Given data >>

- - - -

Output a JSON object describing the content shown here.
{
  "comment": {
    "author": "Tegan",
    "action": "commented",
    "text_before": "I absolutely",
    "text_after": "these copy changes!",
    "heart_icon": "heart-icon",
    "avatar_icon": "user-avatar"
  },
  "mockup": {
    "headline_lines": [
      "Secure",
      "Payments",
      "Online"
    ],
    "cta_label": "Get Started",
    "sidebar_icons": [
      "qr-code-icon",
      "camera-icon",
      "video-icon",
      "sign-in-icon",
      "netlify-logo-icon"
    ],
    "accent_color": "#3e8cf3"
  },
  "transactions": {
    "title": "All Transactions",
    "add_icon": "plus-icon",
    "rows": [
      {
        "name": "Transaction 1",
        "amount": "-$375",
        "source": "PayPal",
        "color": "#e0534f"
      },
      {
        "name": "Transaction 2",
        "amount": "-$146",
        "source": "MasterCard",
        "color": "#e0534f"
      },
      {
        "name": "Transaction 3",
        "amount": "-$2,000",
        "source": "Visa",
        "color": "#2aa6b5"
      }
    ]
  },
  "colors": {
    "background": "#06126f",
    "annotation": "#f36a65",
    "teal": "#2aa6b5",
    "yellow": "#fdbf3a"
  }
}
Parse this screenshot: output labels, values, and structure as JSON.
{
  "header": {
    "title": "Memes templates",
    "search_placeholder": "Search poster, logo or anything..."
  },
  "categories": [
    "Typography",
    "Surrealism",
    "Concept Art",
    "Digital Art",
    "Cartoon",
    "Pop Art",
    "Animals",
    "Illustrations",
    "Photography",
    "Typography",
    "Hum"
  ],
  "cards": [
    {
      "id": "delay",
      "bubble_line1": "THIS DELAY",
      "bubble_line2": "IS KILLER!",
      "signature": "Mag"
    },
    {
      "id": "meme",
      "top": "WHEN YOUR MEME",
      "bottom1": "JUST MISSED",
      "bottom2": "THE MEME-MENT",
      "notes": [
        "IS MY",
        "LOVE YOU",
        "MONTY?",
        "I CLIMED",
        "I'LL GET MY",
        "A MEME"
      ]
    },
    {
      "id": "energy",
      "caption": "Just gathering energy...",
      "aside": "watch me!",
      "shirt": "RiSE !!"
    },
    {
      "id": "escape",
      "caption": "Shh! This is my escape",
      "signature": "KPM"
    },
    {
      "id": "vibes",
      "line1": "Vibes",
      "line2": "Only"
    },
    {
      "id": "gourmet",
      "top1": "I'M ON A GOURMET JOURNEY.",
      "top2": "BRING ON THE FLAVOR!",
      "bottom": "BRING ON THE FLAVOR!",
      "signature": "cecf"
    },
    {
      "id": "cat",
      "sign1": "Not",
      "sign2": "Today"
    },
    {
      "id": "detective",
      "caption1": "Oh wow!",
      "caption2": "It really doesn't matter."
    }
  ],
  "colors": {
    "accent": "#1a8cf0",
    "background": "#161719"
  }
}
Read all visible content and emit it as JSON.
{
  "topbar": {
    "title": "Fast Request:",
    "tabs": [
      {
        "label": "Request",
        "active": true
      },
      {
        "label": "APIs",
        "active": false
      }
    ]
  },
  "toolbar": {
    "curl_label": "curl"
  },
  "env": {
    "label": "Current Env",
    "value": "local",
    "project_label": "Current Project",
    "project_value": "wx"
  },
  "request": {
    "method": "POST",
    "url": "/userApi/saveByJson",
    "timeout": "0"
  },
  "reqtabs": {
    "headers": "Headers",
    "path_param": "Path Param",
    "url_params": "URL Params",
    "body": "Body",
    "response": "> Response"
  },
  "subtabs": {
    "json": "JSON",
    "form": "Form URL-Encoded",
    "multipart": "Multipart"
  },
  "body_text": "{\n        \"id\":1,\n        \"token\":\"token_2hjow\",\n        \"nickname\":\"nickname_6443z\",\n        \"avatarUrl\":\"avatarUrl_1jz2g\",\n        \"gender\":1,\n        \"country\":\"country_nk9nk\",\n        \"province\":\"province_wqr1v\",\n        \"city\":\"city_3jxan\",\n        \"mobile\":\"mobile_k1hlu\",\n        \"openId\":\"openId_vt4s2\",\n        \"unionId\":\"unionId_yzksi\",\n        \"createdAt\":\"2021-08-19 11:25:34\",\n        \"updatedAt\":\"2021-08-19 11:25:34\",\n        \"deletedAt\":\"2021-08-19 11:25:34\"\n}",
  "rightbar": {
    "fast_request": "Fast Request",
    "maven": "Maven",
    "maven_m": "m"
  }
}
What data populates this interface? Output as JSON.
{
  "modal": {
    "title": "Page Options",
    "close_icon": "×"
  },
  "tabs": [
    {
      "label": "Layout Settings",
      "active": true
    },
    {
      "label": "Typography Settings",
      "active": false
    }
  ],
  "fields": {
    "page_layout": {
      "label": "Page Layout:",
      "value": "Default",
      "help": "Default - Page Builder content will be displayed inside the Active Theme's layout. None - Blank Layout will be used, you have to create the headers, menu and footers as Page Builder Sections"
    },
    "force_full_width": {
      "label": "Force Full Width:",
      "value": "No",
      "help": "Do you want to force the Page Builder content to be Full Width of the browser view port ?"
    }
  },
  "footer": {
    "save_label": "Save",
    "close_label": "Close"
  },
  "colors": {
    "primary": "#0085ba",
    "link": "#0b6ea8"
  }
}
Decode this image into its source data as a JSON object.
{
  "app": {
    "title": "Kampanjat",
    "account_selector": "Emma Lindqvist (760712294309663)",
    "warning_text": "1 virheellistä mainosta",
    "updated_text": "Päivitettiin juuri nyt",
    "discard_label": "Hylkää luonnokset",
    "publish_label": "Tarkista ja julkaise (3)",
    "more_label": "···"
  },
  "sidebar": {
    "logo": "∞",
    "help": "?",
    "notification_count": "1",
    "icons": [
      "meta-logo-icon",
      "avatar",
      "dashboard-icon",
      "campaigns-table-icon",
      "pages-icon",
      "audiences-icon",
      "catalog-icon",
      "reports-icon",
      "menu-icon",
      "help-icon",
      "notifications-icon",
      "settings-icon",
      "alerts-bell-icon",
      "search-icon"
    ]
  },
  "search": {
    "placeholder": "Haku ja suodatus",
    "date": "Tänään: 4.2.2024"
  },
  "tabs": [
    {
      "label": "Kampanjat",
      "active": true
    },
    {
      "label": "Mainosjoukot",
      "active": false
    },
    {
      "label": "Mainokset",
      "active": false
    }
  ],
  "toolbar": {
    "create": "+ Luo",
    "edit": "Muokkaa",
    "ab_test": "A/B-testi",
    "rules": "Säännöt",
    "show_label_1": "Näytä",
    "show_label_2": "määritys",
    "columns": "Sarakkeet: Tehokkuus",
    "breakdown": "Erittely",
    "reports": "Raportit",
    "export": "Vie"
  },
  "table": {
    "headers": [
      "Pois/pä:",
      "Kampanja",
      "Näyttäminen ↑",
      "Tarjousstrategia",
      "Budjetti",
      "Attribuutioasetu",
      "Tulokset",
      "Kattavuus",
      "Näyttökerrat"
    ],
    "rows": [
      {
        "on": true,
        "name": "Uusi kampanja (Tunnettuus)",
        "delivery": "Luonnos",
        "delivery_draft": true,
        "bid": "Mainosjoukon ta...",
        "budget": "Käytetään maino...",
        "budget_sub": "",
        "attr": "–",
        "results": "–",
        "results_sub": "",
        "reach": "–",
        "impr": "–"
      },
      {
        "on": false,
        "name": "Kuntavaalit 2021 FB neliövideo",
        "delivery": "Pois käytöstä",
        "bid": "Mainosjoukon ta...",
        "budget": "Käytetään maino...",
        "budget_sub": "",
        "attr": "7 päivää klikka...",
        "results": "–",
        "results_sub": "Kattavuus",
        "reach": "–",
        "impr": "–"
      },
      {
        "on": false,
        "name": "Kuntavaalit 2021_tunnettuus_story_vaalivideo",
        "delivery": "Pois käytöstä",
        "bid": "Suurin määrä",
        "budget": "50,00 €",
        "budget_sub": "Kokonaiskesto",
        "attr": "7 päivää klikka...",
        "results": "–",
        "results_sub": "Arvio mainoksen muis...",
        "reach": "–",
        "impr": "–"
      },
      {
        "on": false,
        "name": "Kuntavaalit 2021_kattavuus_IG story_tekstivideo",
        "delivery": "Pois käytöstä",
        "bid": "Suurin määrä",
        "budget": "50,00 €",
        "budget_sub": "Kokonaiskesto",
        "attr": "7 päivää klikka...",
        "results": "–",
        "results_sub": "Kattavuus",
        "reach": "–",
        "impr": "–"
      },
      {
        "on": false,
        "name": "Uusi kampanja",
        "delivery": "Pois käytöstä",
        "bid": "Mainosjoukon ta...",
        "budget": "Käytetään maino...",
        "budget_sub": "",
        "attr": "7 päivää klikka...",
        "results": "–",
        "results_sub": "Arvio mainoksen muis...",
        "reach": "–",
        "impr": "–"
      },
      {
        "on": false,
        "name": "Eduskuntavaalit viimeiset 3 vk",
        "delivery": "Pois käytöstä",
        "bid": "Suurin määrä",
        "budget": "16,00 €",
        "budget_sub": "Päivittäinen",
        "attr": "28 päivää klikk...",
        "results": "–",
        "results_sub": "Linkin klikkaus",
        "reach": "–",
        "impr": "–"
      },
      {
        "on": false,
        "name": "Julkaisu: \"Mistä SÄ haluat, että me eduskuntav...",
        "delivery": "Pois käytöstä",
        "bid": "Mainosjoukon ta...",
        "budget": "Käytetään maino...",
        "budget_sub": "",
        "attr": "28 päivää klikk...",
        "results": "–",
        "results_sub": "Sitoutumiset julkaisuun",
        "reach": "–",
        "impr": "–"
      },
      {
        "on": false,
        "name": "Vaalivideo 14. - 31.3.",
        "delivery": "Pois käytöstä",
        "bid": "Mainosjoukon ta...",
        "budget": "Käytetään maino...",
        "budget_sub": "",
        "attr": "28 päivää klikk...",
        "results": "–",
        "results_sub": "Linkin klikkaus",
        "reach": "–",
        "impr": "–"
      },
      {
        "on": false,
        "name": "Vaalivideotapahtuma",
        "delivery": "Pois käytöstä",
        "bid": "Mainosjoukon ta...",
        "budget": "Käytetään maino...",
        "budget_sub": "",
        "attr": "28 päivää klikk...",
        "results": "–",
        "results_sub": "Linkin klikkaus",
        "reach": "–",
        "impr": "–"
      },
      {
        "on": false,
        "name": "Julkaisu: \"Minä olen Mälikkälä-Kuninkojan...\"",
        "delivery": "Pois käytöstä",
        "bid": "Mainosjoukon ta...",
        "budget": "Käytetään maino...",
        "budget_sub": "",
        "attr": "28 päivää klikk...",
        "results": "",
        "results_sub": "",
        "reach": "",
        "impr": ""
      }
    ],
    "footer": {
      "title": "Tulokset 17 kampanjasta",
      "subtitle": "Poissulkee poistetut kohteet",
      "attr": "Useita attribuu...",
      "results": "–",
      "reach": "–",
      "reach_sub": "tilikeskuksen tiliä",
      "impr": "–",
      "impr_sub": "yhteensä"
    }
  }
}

- - - -

Task >> Filter the listing for the word "logo" and copy every line that holds it.

Output below >>
      "netlify-logo-icon"
    "search_placeholder": "Search poster, logo or anything..."
    "logo": "∞",
      "meta-logo-icon",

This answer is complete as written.